TASK REQUIREMENTS: Check each line of the material below for the word "möglich". Say how many lines have it, and nothing else.

MATERIAL FOR THIS TASK Block Start

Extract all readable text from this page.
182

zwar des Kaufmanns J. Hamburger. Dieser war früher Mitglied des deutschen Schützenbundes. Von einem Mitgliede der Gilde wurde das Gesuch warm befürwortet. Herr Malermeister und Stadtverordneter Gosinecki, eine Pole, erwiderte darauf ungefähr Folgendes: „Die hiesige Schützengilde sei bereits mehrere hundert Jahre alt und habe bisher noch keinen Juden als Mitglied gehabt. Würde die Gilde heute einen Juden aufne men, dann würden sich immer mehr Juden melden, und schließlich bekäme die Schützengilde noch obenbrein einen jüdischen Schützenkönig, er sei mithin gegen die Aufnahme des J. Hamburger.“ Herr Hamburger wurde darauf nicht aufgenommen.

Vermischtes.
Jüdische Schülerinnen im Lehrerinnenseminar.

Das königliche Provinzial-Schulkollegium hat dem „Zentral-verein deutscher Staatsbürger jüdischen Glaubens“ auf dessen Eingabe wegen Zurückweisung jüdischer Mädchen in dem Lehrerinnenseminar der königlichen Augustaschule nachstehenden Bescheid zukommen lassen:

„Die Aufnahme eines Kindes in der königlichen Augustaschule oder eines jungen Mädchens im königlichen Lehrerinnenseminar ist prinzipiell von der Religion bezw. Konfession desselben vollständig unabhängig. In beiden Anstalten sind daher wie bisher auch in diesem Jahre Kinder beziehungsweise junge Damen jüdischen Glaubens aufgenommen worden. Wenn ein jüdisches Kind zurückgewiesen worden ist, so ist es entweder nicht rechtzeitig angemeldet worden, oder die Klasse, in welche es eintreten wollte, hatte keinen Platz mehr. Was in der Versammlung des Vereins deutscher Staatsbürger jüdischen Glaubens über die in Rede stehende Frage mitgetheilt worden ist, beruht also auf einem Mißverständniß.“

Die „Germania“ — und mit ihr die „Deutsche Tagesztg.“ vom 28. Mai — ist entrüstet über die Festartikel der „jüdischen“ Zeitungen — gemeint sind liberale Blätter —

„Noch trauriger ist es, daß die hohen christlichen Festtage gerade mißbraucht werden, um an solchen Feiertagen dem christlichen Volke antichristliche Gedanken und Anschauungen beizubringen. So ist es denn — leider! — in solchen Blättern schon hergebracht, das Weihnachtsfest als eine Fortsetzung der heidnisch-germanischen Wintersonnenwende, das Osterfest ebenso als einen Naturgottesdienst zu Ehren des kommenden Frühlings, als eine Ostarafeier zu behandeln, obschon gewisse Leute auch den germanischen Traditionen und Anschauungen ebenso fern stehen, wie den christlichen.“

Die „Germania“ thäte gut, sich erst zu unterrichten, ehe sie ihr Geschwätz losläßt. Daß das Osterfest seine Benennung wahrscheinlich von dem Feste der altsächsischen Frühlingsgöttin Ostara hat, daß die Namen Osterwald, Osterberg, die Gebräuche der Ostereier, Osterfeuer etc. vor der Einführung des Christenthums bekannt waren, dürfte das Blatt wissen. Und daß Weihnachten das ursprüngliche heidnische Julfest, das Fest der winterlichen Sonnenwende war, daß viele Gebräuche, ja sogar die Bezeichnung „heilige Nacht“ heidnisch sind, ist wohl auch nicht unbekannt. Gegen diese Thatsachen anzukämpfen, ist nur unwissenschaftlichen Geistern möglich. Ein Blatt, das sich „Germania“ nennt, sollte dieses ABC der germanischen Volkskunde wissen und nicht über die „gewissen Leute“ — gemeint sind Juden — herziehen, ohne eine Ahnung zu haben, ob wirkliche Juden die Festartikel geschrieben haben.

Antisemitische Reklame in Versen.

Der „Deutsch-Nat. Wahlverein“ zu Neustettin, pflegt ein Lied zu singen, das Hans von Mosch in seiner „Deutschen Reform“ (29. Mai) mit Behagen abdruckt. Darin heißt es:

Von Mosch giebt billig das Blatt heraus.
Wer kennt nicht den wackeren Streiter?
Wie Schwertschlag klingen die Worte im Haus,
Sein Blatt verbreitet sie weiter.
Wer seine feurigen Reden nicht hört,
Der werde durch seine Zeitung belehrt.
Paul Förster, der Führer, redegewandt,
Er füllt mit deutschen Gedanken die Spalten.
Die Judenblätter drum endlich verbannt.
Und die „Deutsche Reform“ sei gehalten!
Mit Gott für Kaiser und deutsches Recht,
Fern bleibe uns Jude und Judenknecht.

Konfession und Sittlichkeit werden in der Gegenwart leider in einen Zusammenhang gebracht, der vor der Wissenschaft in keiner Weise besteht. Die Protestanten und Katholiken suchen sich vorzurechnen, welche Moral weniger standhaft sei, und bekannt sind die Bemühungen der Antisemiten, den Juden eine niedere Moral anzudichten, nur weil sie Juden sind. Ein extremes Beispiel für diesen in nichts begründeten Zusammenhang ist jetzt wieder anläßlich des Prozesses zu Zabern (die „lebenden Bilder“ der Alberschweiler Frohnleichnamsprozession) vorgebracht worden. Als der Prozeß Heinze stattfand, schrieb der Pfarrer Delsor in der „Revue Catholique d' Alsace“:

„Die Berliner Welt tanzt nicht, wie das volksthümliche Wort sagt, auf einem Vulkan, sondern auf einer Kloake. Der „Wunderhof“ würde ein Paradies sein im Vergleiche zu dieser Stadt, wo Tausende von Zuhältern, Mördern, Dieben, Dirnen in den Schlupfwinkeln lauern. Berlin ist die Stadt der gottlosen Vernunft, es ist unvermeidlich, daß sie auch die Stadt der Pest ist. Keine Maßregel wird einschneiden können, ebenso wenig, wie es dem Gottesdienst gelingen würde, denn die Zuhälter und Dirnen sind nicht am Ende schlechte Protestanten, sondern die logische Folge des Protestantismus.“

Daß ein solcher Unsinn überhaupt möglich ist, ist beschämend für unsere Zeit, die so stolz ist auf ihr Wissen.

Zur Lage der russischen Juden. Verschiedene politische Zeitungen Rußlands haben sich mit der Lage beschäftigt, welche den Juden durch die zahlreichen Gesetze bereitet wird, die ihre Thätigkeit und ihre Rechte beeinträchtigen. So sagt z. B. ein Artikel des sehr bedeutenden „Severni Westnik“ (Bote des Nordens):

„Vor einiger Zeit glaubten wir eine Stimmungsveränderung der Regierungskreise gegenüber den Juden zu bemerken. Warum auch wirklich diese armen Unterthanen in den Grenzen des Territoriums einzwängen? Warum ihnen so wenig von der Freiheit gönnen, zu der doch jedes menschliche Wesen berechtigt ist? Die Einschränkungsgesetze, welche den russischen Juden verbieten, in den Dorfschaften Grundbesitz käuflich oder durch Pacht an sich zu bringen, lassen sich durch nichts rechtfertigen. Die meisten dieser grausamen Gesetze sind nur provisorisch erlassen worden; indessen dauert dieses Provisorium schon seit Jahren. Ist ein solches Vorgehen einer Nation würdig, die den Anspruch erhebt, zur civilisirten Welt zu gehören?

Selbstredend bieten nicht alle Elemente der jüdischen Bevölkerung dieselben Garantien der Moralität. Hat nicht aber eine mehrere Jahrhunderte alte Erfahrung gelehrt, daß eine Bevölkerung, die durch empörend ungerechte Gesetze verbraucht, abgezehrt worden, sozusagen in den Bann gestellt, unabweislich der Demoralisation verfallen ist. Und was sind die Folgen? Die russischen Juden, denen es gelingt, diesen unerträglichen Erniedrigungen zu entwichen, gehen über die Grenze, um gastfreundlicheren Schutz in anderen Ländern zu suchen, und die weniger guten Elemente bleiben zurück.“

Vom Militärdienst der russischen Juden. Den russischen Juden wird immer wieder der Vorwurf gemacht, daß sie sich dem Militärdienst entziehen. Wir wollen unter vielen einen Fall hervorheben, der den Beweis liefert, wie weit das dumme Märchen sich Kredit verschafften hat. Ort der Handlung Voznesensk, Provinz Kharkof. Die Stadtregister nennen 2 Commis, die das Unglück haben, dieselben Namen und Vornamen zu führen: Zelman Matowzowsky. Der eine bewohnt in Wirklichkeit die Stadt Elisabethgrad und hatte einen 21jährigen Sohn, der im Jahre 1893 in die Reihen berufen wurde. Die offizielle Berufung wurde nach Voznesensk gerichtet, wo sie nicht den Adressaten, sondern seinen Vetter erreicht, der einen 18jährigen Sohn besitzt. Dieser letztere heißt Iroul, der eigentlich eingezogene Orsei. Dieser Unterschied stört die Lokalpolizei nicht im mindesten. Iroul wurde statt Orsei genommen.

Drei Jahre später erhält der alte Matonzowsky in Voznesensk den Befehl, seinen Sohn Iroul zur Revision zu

MATERIAL FOR THIS TASK Block End

RESULT OF THE TASK: 2